### [PROVIDED INFORMATION]
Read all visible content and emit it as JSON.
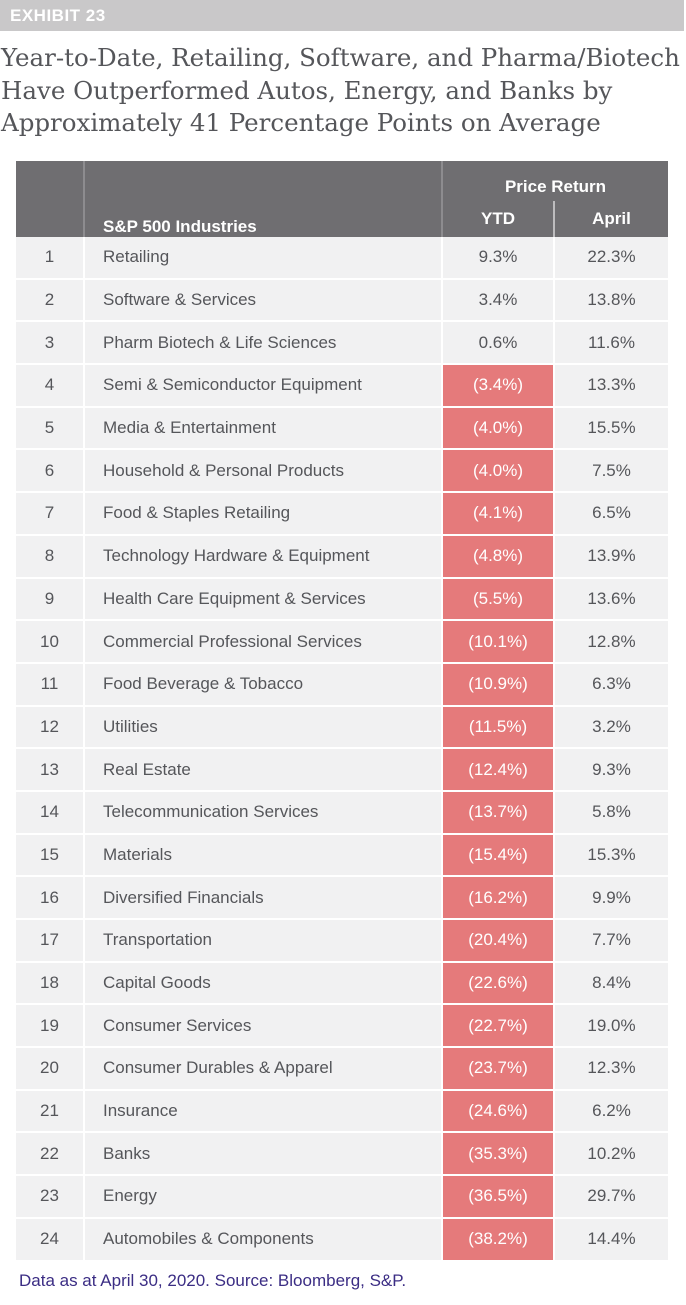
{
  "exhibit_label": "EXHIBIT 23",
  "title_lines": [
    "Year-to-Date, Retailing, Software, and Pharma/Biotech",
    "Have Outperformed Autos, Energy, and Banks by",
    "Approximately 41 Percentage Points on Average"
  ],
  "colors": {
    "header_bg": "#6f6e71",
    "row_bg": "#f1f1f2",
    "negative_bg": "#e57a7b",
    "exhibit_bar": "#c9c8c9",
    "footnote_text": "#3b2d84"
  },
  "chart_data": {
    "type": "table",
    "title": "Year-to-Date, Retailing, Software, and Pharma/Biotech Have Outperformed Autos, Energy, and Banks by Approximately 41 Percentage Points on Average",
    "group_header": "Price Return",
    "columns": [
      "",
      "S&P 500 Industries",
      "YTD",
      "April"
    ],
    "rows": [
      {
        "rank": "1",
        "industry": "Retailing",
        "ytd": "9.3%",
        "april": "22.3%",
        "ytd_value": 9.3,
        "april_value": 22.3
      },
      {
        "rank": "2",
        "industry": "Software & Services",
        "ytd": "3.4%",
        "april": "13.8%",
        "ytd_value": 3.4,
        "april_value": 13.8
      },
      {
        "rank": "3",
        "industry": "Pharm Biotech & Life Sciences",
        "ytd": "0.6%",
        "april": "11.6%",
        "ytd_value": 0.6,
        "april_value": 11.6
      },
      {
        "rank": "4",
        "industry": "Semi & Semiconductor Equipment",
        "ytd": "(3.4%)",
        "april": "13.3%",
        "ytd_value": -3.4,
        "april_value": 13.3
      },
      {
        "rank": "5",
        "industry": "Media & Entertainment",
        "ytd": "(4.0%)",
        "april": "15.5%",
        "ytd_value": -4.0,
        "april_value": 15.5
      },
      {
        "rank": "6",
        "industry": "Household & Personal Products",
        "ytd": "(4.0%)",
        "april": "7.5%",
        "ytd_value": -4.0,
        "april_value": 7.5
      },
      {
        "rank": "7",
        "industry": "Food & Staples Retailing",
        "ytd": "(4.1%)",
        "april": "6.5%",
        "ytd_value": -4.1,
        "april_value": 6.5
      },
      {
        "rank": "8",
        "industry": "Technology Hardware & Equipment",
        "ytd": "(4.8%)",
        "april": "13.9%",
        "ytd_value": -4.8,
        "april_value": 13.9
      },
      {
        "rank": "9",
        "industry": "Health Care Equipment & Services",
        "ytd": "(5.5%)",
        "april": "13.6%",
        "ytd_value": -5.5,
        "april_value": 13.6
      },
      {
        "rank": "10",
        "industry": "Commercial Professional Services",
        "ytd": "(10.1%)",
        "april": "12.8%",
        "ytd_value": -10.1,
        "april_value": 12.8
      },
      {
        "rank": "11",
        "industry": "Food Beverage & Tobacco",
        "ytd": "(10.9%)",
        "april": "6.3%",
        "ytd_value": -10.9,
        "april_value": 6.3
      },
      {
        "rank": "12",
        "industry": "Utilities",
        "ytd": "(11.5%)",
        "april": "3.2%",
        "ytd_value": -11.5,
        "april_value": 3.2
      },
      {
        "rank": "13",
        "industry": "Real Estate",
        "ytd": "(12.4%)",
        "april": "9.3%",
        "ytd_value": -12.4,
        "april_value": 9.3
      },
      {
        "rank": "14",
        "industry": "Telecommunication Services",
        "ytd": "(13.7%)",
        "april": "5.8%",
        "ytd_value": -13.7,
        "april_value": 5.8
      },
      {
        "rank": "15",
        "industry": "Materials",
        "ytd": "(15.4%)",
        "april": "15.3%",
        "ytd_value": -15.4,
        "april_value": 15.3
      },
      {
        "rank": "16",
        "industry": "Diversified Financials",
        "ytd": "(16.2%)",
        "april": "9.9%",
        "ytd_value": -16.2,
        "april_value": 9.9
      },
      {
        "rank": "17",
        "industry": "Transportation",
        "ytd": "(20.4%)",
        "april": "7.7%",
        "ytd_value": -20.4,
        "april_value": 7.7
      },
      {
        "rank": "18",
        "industry": "Capital Goods",
        "ytd": "(22.6%)",
        "april": "8.4%",
        "ytd_value": -22.6,
        "april_value": 8.4
      },
      {
        "rank": "19",
        "industry": "Consumer Services",
        "ytd": "(22.7%)",
        "april": "19.0%",
        "ytd_value": -22.7,
        "april_value": 19.0
      },
      {
        "rank": "20",
        "industry": "Consumer Durables & Apparel",
        "ytd": "(23.7%)",
        "april": "12.3%",
        "ytd_value": -23.7,
        "april_value": 12.3
      },
      {
        "rank": "21",
        "industry": "Insurance",
        "ytd": "(24.6%)",
        "april": "6.2%",
        "ytd_value": -24.6,
        "april_value": 6.2
      },
      {
        "rank": "22",
        "industry": "Banks",
        "ytd": "(35.3%)",
        "april": "10.2%",
        "ytd_value": -35.3,
        "april_value": 10.2
      },
      {
        "rank": "23",
        "industry": "Energy",
        "ytd": "(36.5%)",
        "april": "29.7%",
        "ytd_value": -36.5,
        "april_value": 29.7
      },
      {
        "rank": "24",
        "industry": "Automobiles & Components",
        "ytd": "(38.2%)",
        "april": "14.4%",
        "ytd_value": -38.2,
        "april_value": 14.4
      }
    ]
  },
  "footnote": "Data as at April 30, 2020. Source: Bloomberg, S&P."
}
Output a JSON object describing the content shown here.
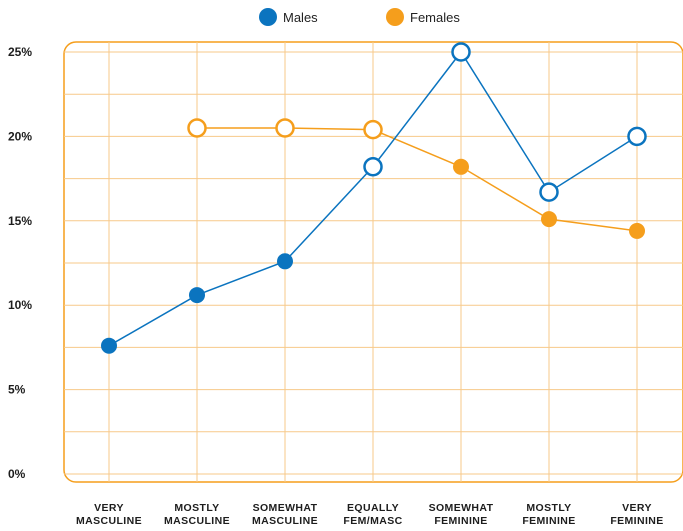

### [AIM]
Leave out every picture and copy the rest of the records exactly.

### [EXERCISE ANSWER]
Read all visible content and emit it as JSON.
{
  "exhibit_label": "EXHIBIT 23",
  "title_lines": [
    "Year-to-Date, Retailing, Software, and Pharma/Biotech",
    "Have Outperformed Autos, Energy, and Banks by",
    "Approximately 41 Percentage Points on Average"
  ],
  "colors": {
    "header_bg": "#6f6e71",
    "row_bg": "#f1f1f2",
    "negative_bg": "#e57a7b",
    "exhibit_bar": "#c9c8c9",
    "footnote_text": "#3b2d84"
  },
  "chart_data": {
    "type": "table",
    "title": "Year-to-Date, Retailing, Software, and Pharma/Biotech Have Outperformed Autos, Energy, and Banks by Approximately 41 Percentage Points on Average",
    "group_header": "Price Return",
    "columns": [
      "",
      "S&P 500 Industries",
      "YTD",
      "April"
    ],
    "rows": [
      {
        "rank": "1",
        "industry": "Retailing",
        "ytd": "9.3%",
        "april": "22.3%",
        "ytd_value": 9.3,
        "april_value": 22.3
      },
      {
        "rank": "2",
        "industry": "Software & Services",
        "ytd": "3.4%",
        "april": "13.8%",
        "ytd_value": 3.4,
        "april_value": 13.8
      },
      {
        "rank": "3",
        "industry": "Pharm Biotech & Life Sciences",
        "ytd": "0.6%",
        "april": "11.6%",
        "ytd_value": 0.6,
        "april_value": 11.6
      },
      {
        "rank": "4",
        "industry": "Semi & Semiconductor Equipment",
        "ytd": "(3.4%)",
        "april": "13.3%",
        "ytd_value": -3.4,
        "april_value": 13.3
      },
      {
        "rank": "5",
        "industry": "Media & Entertainment",
        "ytd": "(4.0%)",
        "april": "15.5%",
        "ytd_value": -4.0,
        "april_value": 15.5
      },
      {
        "rank": "6",
        "industry": "Household & Personal Products",
        "ytd": "(4.0%)",
        "april": "7.5%",
        "ytd_value": -4.0,
        "april_value": 7.5
      },
      {
        "rank": "7",
        "industry": "Food & Staples Retailing",
        "ytd": "(4.1%)",
        "april": "6.5%",
        "ytd_value": -4.1,
        "april_value": 6.5
      },
      {
        "rank": "8",
        "industry": "Technology Hardware & Equipment",
        "ytd": "(4.8%)",
        "april": "13.9%",
        "ytd_value": -4.8,
        "april_value": 13.9
      },
      {
        "rank": "9",
        "industry": "Health Care Equipment & Services",
        "ytd": "(5.5%)",
        "april": "13.6%",
        "ytd_value": -5.5,
        "april_value": 13.6
      },
      {
        "rank": "10",
        "industry": "Commercial Professional Services",
        "ytd": "(10.1%)",
        "april": "12.8%",
        "ytd_value": -10.1,
        "april_value": 12.8
      },
      {
        "rank": "11",
        "industry": "Food Beverage & Tobacco",
        "ytd": "(10.9%)",
        "april": "6.3%",
        "ytd_value": -10.9,
        "april_value": 6.3
      },
      {
        "rank": "12",
        "industry": "Utilities",
        "ytd": "(11.5%)",
        "april": "3.2%",
        "ytd_value": -11.5,
        "april_value": 3.2
      },
      {
        "rank": "13",
        "industry": "Real Estate",
        "ytd": "(12.4%)",
        "april": "9.3%",
        "ytd_value": -12.4,
        "april_value": 9.3
      },
      {
        "rank": "14",
        "industry": "Telecommunication Services",
        "ytd": "(13.7%)",
        "april": "5.8%",
        "ytd_value": -13.7,
        "april_value": 5.8
      },
      {
        "rank": "15",
        "industry": "Materials",
        "ytd": "(15.4%)",
        "april": "15.3%",
        "ytd_value": -15.4,
        "april_value": 15.3
      },
      {
        "rank": "16",
        "industry": "Diversified Financials",
        "ytd": "(16.2%)",
        "april": "9.9%",
        "ytd_value": -16.2,
        "april_value": 9.9
      },
      {
        "rank": "17",
        "industry": "Transportation",
        "ytd": "(20.4%)",
        "april": "7.7%",
        "ytd_value": -20.4,
        "april_value": 7.7
      },
      {
        "rank": "18",
        "industry": "Capital Goods",
        "ytd": "(22.6%)",
        "april": "8.4%",
        "ytd_value": -22.6,
        "april_value": 8.4
      },
      {
        "rank": "19",
        "industry": "Consumer Services",
        "ytd": "(22.7%)",
        "april": "19.0%",
        "ytd_value": -22.7,
        "april_value": 19.0
      },
      {
        "rank": "20",
        "industry": "Consumer Durables & Apparel",
        "ytd": "(23.7%)",
        "april": "12.3%",
        "ytd_value": -23.7,
        "april_value": 12.3
      },
      {
        "rank": "21",
        "industry": "Insurance",
        "ytd": "(24.6%)",
        "april": "6.2%",
        "ytd_value": -24.6,
        "april_value": 6.2
      },
      {
        "rank": "22",
        "industry": "Banks",
        "ytd": "(35.3%)",
        "april": "10.2%",
        "ytd_value": -35.3,
        "april_value": 10.2
      },
      {
        "rank": "23",
        "industry": "Energy",
        "ytd": "(36.5%)",
        "april": "29.7%",
        "ytd_value": -36.5,
        "april_value": 29.7
      },
      {
        "rank": "24",
        "industry": "Automobiles & Components",
        "ytd": "(38.2%)",
        "april": "14.4%",
        "ytd_value": -38.2,
        "april_value": 14.4
      }
    ]
  },
  "footnote": "Data as at April 30, 2020. Source: Bloomberg, S&P."
}
Output a JSON object describing the content shown here.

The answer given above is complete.